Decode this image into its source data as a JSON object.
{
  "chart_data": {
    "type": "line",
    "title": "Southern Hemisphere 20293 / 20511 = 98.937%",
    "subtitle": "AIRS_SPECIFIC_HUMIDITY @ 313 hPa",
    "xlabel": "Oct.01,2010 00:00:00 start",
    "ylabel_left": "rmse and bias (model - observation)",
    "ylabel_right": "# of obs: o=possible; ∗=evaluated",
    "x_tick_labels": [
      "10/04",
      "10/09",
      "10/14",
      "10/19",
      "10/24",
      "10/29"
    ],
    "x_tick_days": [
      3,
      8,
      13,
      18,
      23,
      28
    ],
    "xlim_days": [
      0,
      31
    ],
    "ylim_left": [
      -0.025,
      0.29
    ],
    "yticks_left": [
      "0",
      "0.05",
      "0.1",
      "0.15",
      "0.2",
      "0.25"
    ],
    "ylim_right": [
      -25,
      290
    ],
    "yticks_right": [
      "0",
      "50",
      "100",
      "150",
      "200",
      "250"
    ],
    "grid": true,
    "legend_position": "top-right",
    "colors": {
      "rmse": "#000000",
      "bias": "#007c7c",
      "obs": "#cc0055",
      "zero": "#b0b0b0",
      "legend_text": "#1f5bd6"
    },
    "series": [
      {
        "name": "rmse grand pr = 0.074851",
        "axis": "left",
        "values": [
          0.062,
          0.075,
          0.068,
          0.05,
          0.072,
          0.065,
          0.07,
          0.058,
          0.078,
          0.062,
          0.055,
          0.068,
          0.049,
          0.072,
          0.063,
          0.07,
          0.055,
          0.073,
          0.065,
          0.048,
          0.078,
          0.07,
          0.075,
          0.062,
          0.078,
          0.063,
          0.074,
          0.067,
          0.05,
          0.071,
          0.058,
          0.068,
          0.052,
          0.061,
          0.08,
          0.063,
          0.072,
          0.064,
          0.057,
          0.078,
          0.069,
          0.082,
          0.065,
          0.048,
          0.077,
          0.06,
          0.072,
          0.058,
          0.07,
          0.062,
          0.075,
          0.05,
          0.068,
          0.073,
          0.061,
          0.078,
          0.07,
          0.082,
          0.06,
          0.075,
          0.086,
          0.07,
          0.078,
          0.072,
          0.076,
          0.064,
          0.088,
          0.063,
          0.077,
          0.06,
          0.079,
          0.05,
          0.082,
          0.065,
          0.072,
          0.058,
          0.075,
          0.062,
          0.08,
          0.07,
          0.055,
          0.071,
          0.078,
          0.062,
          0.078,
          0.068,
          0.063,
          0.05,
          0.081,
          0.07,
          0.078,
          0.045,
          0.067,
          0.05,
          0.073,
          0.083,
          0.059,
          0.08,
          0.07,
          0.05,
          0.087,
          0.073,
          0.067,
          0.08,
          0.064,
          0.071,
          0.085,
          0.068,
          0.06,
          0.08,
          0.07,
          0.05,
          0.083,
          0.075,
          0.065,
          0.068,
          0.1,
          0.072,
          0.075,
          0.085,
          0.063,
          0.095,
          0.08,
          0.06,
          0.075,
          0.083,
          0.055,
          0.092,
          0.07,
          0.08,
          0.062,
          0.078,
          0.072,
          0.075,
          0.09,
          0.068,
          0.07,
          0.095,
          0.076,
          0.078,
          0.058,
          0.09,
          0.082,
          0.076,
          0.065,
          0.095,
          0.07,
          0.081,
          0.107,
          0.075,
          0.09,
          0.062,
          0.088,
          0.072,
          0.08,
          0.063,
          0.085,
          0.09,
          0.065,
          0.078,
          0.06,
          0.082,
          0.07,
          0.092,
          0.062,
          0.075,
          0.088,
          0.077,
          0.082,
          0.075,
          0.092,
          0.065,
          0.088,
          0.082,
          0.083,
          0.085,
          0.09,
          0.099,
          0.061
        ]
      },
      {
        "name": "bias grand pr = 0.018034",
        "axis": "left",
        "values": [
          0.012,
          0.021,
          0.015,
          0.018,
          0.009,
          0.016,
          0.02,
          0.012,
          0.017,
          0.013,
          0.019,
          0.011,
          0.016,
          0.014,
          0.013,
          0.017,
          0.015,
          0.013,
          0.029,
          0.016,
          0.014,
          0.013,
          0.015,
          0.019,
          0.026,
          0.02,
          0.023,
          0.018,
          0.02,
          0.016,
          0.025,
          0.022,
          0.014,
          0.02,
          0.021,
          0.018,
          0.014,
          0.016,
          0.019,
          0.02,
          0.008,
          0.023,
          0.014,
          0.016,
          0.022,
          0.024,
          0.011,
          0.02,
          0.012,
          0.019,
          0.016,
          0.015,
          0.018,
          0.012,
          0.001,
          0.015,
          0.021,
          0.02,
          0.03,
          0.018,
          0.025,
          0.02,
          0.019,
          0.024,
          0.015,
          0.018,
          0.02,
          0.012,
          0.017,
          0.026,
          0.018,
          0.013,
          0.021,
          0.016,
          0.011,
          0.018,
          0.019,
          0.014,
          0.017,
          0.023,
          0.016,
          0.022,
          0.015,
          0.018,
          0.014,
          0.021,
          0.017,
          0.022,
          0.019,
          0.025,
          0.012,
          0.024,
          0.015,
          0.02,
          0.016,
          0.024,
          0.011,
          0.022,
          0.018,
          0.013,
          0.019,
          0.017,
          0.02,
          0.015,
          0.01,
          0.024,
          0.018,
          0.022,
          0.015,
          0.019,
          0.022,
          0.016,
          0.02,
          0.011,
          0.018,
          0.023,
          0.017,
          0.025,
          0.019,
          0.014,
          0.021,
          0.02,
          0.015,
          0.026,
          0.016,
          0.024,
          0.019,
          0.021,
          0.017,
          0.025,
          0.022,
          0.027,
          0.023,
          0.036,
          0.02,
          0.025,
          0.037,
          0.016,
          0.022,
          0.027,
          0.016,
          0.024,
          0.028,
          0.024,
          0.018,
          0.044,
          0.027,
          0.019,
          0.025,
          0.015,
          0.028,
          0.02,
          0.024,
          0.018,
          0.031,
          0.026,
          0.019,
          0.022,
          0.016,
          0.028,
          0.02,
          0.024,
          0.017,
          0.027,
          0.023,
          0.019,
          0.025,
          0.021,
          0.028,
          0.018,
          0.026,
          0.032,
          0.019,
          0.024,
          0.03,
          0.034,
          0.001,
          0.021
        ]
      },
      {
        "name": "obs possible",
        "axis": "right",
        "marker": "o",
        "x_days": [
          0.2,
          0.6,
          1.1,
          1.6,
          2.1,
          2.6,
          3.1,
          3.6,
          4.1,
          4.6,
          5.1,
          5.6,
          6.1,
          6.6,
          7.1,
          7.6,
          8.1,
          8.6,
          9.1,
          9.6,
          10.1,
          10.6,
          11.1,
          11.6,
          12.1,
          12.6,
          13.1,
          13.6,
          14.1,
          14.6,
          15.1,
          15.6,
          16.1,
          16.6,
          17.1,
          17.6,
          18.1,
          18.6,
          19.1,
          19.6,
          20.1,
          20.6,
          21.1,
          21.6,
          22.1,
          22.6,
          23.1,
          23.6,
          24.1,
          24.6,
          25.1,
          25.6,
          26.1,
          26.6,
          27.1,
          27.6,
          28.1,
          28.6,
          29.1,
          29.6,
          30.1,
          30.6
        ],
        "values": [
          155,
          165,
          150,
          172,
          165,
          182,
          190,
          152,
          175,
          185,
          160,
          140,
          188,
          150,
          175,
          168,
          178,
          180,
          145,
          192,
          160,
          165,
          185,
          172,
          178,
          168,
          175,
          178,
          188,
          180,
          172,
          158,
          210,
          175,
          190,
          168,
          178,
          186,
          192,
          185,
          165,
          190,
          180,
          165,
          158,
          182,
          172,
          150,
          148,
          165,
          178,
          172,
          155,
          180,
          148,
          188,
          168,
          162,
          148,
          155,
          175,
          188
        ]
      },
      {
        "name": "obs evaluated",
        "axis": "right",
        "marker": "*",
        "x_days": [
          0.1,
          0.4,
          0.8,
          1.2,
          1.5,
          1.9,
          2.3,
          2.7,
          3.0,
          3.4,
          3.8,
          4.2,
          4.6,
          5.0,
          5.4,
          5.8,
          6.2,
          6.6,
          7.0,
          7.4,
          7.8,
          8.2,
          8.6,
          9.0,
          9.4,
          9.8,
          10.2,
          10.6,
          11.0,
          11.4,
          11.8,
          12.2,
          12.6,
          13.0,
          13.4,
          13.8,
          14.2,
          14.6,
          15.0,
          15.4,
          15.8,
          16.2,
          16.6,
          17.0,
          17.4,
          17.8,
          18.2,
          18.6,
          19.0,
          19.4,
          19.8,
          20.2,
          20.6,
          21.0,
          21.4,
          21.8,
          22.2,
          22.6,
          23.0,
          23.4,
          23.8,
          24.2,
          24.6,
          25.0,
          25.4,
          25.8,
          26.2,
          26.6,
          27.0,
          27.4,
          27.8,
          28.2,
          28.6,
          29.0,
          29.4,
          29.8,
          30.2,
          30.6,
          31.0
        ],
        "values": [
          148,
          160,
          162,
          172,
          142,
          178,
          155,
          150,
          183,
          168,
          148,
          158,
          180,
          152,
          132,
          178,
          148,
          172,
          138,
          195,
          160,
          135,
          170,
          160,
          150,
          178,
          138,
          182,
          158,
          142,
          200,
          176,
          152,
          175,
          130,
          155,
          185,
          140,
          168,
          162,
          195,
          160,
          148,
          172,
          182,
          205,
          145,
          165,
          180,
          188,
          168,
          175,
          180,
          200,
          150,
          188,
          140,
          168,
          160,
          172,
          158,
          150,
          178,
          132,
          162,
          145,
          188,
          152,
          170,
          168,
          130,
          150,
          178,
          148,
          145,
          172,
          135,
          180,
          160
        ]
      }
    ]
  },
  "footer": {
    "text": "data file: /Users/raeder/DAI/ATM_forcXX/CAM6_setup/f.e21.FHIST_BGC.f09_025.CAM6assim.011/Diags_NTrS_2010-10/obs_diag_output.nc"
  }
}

-------------------------

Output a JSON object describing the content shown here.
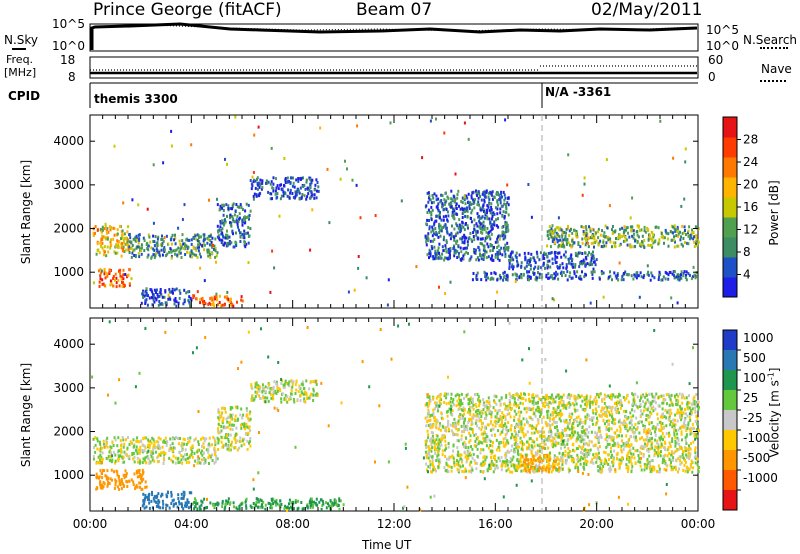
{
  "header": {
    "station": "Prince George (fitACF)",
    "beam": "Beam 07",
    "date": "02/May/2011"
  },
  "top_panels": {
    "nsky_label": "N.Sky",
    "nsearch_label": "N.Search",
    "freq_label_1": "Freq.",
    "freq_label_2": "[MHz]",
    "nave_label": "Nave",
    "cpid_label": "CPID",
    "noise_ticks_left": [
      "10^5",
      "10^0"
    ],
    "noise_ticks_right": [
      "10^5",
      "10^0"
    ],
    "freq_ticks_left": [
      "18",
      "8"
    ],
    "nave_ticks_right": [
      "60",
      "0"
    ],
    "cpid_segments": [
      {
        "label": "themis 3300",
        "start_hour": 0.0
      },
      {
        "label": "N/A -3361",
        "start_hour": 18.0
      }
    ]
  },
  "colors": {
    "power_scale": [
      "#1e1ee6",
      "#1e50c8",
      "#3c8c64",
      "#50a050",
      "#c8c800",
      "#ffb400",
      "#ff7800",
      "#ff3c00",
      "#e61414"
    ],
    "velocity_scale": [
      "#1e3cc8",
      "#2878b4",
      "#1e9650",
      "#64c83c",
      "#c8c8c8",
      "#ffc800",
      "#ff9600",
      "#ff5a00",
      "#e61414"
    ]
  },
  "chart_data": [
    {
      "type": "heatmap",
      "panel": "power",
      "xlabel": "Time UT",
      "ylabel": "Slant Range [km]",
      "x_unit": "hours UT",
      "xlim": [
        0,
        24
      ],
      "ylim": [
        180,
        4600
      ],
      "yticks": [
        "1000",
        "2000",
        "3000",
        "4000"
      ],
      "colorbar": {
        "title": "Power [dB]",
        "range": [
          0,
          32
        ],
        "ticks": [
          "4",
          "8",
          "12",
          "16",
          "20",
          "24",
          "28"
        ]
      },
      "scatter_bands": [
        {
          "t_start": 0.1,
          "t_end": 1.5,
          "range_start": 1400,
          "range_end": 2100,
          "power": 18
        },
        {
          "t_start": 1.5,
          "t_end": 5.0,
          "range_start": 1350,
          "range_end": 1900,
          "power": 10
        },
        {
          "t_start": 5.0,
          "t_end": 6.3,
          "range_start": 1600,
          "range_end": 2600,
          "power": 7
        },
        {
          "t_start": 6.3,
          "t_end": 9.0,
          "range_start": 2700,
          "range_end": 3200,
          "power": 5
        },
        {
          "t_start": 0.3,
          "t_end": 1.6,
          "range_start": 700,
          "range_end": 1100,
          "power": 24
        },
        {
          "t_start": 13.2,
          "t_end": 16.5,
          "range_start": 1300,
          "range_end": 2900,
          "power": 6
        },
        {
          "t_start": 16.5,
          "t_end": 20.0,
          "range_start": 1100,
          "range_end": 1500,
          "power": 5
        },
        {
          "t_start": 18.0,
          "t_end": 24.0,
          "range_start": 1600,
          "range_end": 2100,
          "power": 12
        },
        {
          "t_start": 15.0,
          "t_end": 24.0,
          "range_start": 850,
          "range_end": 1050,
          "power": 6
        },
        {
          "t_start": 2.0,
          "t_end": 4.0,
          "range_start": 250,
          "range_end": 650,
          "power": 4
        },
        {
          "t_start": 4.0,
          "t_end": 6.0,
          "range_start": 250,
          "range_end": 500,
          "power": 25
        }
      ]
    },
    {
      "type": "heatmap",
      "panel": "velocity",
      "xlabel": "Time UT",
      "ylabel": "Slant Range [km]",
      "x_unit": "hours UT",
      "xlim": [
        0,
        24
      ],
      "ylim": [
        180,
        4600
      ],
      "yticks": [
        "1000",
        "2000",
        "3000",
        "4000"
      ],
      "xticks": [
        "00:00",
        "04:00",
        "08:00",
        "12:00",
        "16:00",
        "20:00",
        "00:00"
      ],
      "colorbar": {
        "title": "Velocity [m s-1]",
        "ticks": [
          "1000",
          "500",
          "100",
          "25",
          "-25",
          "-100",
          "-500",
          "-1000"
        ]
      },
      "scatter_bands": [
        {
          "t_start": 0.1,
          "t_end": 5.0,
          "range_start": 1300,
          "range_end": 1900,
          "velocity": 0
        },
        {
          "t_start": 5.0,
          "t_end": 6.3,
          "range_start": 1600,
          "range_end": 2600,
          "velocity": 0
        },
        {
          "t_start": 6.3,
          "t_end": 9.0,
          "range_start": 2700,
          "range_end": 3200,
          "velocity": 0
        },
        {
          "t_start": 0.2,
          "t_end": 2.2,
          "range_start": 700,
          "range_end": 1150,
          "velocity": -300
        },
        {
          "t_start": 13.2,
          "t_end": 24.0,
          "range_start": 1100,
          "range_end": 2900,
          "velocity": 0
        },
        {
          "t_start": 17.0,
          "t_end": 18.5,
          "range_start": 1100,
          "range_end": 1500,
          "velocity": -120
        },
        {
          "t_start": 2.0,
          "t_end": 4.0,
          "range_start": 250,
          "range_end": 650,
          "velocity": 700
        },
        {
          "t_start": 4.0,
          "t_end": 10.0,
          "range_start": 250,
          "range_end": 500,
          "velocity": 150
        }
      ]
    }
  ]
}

-------------------------

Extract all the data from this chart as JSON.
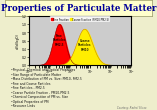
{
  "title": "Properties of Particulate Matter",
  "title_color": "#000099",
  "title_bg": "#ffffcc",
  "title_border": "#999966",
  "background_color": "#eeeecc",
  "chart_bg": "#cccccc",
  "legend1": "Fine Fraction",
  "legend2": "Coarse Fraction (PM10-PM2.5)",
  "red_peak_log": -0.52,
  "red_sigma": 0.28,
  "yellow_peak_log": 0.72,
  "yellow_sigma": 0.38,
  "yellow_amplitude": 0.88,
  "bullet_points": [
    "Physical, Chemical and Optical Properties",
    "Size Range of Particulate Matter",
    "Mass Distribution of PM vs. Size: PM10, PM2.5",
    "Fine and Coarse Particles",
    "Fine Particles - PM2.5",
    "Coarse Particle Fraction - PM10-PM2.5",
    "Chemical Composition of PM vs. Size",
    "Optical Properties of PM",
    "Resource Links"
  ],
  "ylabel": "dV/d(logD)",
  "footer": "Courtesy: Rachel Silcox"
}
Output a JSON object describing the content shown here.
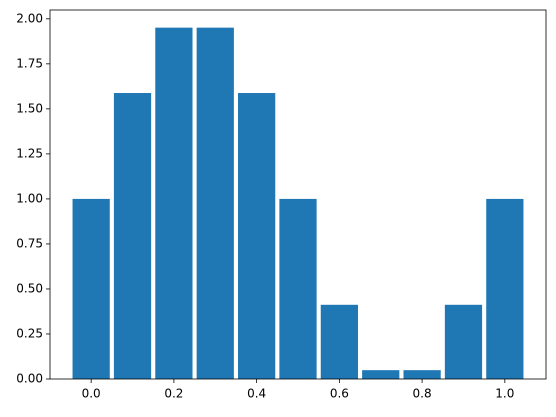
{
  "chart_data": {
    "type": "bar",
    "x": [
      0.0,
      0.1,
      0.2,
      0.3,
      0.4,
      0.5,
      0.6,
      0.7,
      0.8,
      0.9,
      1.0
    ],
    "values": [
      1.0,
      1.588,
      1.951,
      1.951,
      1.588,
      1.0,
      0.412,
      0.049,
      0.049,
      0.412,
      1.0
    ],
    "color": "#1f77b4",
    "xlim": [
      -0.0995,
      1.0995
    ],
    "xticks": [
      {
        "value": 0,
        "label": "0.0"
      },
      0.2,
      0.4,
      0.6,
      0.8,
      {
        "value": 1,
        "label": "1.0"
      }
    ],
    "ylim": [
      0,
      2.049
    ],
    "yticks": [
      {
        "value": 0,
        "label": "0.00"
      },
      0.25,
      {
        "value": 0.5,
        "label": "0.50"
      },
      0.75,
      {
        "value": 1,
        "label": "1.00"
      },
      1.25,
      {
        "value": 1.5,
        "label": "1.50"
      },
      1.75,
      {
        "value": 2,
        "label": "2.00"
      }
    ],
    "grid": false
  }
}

-------------------------

[WORK TO DO]: Using the listing, collect all lines in which the string "Matter" is found.

[SOLUTION TO THIS TASK]:
  "title": "Properties of Particulate Matter",
    "Size Range of Particulate Matter",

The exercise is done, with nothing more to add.